- _RECORD SET_
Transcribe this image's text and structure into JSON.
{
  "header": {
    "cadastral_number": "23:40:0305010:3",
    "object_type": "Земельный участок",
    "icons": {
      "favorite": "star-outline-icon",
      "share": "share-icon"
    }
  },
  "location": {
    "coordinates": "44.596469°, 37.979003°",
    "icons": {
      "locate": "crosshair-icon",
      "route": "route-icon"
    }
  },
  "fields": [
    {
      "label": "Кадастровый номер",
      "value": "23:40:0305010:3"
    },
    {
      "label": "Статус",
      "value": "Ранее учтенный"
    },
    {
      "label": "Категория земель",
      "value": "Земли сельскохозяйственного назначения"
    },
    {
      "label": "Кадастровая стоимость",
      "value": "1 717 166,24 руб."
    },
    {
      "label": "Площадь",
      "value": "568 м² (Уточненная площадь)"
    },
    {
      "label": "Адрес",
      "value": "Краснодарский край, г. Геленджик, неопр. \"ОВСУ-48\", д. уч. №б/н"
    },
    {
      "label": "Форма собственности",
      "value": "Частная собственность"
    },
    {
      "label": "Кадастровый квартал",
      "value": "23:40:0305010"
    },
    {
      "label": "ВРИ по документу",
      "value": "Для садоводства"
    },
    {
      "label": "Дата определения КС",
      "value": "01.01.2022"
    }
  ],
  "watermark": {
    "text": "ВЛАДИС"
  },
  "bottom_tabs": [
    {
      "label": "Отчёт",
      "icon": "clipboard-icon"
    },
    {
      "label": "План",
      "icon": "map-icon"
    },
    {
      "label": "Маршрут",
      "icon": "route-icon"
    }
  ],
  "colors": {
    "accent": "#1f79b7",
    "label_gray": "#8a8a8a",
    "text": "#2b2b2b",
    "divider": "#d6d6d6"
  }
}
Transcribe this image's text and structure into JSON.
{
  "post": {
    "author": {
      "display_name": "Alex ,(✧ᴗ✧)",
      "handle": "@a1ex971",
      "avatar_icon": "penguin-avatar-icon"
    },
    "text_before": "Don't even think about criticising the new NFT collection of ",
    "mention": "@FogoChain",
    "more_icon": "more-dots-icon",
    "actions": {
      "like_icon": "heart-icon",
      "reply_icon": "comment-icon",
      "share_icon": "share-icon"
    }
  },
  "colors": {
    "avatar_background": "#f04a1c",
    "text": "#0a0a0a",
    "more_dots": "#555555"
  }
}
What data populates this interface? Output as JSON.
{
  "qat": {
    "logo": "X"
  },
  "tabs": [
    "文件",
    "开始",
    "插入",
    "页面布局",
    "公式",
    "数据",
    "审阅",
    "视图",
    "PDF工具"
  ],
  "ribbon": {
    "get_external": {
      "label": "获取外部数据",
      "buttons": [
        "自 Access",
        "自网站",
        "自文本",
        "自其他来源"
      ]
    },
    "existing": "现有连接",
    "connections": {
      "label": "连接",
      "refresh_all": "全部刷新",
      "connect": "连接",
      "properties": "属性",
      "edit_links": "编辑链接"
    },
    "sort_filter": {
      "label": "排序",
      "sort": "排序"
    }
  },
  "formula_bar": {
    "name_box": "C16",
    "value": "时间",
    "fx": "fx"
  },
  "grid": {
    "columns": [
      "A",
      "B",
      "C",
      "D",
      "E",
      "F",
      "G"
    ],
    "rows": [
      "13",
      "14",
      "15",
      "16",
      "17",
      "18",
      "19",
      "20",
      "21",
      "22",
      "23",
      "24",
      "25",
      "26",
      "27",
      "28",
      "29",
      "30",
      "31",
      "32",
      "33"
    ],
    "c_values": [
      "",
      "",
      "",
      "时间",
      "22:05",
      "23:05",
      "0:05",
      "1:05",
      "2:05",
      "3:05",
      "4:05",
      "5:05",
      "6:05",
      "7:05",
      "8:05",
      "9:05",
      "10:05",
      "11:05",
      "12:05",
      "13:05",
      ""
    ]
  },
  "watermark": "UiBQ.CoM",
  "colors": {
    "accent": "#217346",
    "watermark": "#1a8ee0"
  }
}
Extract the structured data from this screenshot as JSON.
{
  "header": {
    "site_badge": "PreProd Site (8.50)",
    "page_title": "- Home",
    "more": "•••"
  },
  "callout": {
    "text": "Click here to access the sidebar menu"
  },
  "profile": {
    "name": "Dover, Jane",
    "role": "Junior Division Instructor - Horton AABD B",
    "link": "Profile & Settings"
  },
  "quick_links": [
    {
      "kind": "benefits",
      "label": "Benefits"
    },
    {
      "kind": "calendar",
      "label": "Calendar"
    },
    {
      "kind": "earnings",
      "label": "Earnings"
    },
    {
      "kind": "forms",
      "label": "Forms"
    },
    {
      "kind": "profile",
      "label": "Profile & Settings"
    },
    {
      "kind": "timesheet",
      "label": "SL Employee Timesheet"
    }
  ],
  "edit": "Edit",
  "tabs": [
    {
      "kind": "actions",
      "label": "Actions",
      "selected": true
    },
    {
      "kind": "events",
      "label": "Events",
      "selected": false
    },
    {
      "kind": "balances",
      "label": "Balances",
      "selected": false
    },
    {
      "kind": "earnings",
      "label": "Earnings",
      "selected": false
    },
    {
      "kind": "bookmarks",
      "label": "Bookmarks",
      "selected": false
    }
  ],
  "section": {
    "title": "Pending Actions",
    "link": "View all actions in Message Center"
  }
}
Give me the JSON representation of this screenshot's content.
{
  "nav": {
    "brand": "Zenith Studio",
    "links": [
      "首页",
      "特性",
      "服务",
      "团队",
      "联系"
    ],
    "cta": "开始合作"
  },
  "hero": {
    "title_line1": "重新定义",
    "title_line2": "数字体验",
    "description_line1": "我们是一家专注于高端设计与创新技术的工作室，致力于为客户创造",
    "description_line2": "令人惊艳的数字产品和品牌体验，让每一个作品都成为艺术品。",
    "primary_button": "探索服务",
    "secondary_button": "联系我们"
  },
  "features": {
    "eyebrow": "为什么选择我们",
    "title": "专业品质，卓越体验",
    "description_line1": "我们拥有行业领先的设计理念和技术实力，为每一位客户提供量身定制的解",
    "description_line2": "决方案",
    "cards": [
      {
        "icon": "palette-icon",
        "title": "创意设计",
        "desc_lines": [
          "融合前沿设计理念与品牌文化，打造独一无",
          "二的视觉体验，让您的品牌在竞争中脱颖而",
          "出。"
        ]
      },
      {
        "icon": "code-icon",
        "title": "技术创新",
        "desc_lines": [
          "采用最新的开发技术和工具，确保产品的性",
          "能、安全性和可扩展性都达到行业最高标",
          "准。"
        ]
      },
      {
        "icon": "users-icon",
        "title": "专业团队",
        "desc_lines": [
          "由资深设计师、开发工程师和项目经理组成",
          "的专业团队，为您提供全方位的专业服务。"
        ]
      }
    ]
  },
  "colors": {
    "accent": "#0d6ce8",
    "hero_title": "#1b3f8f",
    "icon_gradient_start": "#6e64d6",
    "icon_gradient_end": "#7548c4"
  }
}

- _EXERCISE GOAL_
Within the data above, count the lines that contain the string "watermark"; the reply is the number alone.

- _COMPLETED EXERCISE_
3